WRITTEN EXERCISE: Each line below that contains "ROUTE" counts once; report the total and nothing more.
## BEGIN EXERCISE INPUT
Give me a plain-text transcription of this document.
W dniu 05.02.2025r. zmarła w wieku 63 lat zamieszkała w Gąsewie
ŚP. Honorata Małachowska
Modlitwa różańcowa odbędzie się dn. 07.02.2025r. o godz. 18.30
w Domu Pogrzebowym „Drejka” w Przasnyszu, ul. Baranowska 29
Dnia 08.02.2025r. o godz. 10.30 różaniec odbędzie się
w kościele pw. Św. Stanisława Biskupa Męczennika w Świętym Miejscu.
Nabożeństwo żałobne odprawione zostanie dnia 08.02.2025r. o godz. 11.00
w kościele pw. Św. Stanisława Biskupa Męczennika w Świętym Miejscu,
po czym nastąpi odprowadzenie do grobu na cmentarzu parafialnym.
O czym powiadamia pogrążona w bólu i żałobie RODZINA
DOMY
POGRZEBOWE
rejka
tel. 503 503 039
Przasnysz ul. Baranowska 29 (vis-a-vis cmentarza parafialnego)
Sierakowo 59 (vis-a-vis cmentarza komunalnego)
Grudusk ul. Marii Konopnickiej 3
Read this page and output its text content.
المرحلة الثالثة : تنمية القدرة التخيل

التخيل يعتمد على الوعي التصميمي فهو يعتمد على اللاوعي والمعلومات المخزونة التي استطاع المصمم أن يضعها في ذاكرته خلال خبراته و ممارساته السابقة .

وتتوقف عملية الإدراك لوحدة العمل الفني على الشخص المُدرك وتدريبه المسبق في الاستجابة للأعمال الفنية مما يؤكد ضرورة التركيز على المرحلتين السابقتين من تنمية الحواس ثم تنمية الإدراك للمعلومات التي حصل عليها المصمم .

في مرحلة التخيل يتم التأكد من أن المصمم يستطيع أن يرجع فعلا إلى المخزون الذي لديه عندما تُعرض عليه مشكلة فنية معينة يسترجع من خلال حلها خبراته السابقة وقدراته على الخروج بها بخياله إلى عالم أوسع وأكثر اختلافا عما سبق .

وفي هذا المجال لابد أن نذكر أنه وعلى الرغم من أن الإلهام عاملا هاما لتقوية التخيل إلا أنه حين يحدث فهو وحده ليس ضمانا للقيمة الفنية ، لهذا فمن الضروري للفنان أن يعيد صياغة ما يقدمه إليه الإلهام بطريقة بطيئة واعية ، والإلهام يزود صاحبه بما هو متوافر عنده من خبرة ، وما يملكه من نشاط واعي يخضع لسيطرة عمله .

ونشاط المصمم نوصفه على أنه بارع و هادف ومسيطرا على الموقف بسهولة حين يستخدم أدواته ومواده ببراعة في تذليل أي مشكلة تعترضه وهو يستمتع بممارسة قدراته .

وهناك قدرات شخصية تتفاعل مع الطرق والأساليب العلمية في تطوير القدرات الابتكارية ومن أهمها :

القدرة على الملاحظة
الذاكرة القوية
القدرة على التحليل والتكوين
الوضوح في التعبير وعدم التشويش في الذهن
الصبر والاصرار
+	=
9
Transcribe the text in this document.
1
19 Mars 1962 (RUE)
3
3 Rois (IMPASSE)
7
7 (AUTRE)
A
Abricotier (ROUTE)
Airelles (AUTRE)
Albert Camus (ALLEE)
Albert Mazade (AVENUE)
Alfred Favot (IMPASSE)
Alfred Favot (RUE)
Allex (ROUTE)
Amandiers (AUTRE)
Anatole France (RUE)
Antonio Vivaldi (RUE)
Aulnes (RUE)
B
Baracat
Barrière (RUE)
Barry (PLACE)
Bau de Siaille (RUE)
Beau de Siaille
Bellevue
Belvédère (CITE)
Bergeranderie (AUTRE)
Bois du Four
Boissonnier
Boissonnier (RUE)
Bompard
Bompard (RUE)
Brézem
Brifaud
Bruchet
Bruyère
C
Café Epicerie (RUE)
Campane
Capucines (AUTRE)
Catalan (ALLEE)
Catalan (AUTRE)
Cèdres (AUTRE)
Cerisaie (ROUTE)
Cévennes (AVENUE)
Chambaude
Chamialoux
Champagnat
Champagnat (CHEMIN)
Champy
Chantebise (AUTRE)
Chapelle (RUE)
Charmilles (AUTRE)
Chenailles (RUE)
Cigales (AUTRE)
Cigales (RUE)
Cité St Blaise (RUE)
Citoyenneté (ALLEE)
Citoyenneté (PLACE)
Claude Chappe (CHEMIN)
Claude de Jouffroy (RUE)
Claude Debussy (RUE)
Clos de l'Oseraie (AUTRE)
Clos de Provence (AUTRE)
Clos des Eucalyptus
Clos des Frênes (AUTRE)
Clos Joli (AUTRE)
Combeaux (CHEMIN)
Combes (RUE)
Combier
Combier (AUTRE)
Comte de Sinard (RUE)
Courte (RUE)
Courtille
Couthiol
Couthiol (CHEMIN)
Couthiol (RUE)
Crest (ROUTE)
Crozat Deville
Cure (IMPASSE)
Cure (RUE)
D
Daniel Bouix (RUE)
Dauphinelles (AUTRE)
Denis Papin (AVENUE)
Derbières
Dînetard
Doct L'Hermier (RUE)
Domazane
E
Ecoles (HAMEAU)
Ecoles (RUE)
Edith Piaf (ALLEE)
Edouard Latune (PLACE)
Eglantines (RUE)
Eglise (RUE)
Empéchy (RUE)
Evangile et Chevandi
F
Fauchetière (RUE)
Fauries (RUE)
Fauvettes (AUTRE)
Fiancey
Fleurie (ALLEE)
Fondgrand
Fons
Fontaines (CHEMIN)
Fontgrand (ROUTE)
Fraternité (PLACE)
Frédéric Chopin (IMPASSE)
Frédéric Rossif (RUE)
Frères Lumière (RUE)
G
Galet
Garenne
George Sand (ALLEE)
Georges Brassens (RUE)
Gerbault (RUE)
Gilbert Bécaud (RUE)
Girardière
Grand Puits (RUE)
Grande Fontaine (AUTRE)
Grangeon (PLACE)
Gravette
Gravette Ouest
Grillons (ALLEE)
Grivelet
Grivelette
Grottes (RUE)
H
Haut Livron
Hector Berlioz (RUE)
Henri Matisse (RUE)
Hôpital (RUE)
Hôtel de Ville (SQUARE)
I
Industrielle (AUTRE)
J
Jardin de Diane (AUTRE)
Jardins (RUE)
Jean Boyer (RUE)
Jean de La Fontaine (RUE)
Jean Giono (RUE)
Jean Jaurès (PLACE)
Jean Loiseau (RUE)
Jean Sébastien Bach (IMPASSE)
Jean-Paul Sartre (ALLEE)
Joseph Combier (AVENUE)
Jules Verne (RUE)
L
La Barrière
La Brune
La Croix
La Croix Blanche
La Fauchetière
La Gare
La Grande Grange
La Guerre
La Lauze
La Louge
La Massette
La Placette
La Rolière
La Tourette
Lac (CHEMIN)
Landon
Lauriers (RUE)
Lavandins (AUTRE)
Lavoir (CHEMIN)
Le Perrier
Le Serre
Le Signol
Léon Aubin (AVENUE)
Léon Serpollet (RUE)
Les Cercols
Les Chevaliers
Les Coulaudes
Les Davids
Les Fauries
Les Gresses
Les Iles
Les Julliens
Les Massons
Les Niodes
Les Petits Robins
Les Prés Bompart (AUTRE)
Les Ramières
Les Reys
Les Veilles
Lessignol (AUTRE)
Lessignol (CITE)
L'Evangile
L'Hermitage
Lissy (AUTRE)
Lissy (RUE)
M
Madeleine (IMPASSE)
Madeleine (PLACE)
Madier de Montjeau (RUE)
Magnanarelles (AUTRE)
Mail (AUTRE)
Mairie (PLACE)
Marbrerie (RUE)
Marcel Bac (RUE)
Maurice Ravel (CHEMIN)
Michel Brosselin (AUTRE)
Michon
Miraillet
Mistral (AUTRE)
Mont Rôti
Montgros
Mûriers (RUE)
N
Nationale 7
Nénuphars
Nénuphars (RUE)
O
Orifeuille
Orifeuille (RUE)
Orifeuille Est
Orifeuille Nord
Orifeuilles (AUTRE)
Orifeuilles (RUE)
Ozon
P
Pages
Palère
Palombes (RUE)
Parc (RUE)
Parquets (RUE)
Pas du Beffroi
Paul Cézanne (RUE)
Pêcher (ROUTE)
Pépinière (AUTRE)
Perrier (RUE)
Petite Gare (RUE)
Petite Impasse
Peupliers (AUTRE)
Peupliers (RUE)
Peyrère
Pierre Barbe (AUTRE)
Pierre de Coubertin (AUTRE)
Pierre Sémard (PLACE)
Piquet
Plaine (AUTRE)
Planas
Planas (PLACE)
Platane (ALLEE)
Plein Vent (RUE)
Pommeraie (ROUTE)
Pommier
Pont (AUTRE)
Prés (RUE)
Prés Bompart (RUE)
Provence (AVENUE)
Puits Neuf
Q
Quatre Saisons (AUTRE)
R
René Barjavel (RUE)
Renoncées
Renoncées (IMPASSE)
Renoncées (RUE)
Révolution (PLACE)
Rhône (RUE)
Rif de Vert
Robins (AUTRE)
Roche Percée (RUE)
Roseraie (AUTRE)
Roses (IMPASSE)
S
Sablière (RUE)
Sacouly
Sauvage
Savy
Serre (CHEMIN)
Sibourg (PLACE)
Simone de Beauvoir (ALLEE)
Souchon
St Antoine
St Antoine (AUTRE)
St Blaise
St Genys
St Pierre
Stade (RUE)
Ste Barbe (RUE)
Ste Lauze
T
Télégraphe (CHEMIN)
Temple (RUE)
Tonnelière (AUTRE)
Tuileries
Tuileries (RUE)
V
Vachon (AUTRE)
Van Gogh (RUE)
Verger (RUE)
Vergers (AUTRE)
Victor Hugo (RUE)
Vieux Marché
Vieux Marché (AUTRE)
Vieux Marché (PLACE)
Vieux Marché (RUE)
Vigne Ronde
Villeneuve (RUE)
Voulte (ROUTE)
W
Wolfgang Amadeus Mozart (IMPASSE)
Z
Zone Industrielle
## END EXERCISE INPUT
RESPONSE TO THE EXERCISE: 8